**Exercise:**
Look through the entries below and return all lines including the word "content".
*** Exercise inputs Section Begins ***
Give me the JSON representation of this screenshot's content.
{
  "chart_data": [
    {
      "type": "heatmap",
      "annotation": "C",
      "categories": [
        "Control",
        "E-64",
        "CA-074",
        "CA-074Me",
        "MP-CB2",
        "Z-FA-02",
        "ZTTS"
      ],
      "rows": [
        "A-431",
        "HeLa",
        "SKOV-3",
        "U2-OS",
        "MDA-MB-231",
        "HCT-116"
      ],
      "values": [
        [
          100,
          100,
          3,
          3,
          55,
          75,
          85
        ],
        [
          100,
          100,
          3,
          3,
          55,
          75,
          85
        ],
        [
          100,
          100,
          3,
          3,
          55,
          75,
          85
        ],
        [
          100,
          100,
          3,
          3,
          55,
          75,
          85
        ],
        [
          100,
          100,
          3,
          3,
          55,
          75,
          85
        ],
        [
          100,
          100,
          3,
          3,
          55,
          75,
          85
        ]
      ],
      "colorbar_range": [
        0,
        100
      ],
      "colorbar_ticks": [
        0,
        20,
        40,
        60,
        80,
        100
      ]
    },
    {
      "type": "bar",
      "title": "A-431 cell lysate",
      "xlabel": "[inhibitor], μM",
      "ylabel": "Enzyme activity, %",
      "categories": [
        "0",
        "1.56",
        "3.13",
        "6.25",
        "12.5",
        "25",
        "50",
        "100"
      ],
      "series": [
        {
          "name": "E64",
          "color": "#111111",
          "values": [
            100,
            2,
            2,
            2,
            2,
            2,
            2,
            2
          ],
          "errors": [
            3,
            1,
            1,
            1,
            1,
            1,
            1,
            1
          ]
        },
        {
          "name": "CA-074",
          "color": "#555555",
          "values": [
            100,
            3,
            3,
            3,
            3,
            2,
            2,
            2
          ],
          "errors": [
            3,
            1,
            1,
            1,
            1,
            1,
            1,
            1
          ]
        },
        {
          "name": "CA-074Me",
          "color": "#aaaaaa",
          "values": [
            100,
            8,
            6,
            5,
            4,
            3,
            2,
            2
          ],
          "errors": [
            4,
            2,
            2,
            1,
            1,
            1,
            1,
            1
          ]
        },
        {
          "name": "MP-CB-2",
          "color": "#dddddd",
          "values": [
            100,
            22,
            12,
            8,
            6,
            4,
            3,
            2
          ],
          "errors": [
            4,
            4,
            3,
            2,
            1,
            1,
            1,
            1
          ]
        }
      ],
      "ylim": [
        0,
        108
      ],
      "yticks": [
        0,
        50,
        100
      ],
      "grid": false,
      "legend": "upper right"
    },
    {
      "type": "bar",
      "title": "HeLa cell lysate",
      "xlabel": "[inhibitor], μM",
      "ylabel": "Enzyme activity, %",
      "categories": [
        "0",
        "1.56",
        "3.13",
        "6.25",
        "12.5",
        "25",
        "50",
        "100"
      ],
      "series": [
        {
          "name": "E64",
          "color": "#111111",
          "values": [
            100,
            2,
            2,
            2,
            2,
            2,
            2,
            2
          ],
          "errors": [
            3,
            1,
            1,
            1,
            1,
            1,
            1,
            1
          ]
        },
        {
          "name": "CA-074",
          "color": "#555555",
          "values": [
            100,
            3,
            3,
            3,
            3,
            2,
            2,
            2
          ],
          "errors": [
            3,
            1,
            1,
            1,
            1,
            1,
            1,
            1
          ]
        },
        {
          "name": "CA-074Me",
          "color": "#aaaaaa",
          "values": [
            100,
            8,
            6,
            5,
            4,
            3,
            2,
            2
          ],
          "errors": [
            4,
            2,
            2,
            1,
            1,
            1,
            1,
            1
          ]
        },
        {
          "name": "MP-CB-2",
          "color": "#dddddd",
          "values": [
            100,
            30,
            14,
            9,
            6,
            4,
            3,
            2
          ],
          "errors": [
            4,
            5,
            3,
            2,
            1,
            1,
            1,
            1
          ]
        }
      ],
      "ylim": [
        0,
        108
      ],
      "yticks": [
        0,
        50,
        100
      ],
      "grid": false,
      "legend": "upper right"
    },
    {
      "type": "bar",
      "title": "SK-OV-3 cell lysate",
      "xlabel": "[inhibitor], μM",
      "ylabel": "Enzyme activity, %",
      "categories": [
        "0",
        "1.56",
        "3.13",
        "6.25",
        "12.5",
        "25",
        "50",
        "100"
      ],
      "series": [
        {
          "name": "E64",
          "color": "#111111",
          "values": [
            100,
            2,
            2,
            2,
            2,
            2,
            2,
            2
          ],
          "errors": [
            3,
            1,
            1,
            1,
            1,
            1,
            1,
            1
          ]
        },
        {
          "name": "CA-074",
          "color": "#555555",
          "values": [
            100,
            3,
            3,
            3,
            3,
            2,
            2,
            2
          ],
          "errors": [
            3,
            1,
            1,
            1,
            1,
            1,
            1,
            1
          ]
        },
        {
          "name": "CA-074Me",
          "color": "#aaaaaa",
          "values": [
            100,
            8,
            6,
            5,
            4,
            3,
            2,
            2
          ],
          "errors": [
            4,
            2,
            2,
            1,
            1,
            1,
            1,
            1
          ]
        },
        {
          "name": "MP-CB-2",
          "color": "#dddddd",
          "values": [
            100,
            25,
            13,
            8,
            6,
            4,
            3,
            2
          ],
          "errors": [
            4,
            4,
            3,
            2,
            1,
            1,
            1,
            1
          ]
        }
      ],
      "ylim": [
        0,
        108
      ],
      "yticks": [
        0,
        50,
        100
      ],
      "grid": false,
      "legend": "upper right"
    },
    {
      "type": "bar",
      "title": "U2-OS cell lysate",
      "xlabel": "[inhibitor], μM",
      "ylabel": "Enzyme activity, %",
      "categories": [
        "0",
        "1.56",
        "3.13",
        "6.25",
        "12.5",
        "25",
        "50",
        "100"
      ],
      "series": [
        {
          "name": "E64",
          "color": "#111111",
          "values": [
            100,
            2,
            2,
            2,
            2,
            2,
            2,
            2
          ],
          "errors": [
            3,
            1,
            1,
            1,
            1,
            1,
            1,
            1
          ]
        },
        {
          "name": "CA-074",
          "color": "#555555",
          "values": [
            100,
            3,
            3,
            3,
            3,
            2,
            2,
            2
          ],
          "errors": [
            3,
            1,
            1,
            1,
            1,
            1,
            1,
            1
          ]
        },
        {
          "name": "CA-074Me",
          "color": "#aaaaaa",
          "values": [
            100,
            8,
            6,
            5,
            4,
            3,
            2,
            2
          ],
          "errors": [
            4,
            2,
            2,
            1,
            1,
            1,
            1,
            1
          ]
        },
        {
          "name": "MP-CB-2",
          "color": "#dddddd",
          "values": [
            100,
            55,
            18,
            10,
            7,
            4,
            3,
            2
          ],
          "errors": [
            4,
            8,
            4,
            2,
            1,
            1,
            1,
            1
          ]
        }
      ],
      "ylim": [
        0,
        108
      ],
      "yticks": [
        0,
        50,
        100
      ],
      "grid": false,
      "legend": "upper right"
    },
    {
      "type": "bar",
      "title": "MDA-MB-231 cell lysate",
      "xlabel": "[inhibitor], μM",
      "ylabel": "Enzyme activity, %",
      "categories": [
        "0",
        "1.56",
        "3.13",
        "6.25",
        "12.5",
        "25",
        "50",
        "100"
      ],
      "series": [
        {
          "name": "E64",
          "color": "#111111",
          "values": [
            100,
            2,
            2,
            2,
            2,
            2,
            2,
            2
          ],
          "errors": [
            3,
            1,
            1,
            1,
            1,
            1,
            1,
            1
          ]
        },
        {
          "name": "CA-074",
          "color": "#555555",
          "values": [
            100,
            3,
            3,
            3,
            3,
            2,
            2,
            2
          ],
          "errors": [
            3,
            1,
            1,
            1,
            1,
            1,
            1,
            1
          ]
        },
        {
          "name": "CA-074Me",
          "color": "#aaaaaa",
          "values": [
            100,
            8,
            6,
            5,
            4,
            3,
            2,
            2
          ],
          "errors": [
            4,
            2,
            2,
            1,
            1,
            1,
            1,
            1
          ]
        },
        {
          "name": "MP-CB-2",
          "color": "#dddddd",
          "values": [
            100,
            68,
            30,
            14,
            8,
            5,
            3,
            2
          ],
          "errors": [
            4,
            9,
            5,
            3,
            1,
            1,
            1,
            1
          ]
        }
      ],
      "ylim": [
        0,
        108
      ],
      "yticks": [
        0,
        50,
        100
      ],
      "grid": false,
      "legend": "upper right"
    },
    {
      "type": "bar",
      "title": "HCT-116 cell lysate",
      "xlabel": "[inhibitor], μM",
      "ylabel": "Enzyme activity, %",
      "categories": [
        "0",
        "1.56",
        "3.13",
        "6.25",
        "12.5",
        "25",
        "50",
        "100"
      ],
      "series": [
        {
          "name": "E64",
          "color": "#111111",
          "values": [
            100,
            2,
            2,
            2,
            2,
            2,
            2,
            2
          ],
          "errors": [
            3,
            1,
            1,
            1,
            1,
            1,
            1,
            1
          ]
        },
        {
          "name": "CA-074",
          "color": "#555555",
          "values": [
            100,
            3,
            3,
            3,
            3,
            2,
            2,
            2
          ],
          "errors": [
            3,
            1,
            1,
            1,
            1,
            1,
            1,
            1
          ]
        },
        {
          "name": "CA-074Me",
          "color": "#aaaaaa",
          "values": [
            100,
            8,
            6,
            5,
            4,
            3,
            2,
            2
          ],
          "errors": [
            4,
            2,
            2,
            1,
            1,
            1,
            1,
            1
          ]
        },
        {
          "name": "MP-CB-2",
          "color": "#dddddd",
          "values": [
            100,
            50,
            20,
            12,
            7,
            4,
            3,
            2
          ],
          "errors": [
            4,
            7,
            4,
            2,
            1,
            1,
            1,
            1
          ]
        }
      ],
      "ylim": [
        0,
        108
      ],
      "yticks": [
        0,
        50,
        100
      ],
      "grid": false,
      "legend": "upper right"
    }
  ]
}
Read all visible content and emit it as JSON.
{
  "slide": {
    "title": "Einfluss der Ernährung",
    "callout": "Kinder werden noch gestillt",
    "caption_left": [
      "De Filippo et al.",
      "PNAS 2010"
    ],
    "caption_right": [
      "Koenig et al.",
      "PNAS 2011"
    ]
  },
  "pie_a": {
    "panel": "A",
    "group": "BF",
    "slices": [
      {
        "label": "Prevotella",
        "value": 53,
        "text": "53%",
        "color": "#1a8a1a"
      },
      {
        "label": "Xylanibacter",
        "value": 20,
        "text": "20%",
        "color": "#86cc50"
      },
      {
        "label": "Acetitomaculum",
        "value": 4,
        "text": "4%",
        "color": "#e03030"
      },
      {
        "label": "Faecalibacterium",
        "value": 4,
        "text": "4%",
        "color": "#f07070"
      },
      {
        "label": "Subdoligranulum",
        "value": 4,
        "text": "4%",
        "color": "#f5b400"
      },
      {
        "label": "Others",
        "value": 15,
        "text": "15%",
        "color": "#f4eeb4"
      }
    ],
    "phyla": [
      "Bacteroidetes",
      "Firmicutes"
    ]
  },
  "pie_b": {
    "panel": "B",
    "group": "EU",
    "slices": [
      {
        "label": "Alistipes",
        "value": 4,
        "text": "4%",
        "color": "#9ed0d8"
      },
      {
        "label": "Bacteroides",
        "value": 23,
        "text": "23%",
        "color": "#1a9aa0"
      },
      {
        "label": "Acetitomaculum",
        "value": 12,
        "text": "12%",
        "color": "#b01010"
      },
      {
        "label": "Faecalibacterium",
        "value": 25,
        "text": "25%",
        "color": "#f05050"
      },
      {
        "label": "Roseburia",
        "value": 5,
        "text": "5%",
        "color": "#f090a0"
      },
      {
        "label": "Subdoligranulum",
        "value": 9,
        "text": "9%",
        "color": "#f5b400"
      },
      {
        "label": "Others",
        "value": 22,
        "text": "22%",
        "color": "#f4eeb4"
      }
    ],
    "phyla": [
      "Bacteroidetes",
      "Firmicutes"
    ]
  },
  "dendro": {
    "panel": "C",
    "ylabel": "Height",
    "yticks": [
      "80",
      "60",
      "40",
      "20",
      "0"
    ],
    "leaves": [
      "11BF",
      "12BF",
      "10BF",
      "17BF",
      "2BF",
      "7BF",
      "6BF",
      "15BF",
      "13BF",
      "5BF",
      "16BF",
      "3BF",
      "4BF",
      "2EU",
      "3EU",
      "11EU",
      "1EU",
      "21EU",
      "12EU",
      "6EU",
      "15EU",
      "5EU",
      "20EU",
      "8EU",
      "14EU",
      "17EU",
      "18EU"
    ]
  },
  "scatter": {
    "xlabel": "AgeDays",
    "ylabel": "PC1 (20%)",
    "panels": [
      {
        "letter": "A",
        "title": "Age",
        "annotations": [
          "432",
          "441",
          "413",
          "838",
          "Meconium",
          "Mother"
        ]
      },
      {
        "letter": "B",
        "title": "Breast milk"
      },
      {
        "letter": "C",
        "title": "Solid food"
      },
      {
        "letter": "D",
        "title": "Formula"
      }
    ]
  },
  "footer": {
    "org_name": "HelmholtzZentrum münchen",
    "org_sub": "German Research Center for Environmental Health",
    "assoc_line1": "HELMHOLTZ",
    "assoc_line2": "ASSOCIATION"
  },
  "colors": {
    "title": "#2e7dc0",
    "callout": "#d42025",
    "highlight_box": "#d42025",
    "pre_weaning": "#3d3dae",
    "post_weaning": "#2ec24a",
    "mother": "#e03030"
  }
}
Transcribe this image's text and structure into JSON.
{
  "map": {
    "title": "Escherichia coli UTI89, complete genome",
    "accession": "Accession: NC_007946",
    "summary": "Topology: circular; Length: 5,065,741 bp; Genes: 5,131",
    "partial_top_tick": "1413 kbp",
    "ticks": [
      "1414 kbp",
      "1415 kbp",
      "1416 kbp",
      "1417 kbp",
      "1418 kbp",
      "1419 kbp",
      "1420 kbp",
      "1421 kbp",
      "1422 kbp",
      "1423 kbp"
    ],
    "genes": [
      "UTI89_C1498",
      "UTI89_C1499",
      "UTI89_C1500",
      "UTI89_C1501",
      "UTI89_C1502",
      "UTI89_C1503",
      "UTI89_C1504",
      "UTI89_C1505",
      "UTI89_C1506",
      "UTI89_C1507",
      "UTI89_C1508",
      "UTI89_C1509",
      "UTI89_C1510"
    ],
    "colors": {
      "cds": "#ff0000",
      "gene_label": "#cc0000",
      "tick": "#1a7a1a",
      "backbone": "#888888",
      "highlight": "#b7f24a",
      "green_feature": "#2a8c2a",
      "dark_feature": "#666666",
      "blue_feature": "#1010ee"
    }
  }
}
*** Exercise inputs Section Ends ***
**Result of this task:**
Give me the JSON representation of this screenshot's content.
Read all visible content and emit it as JSON.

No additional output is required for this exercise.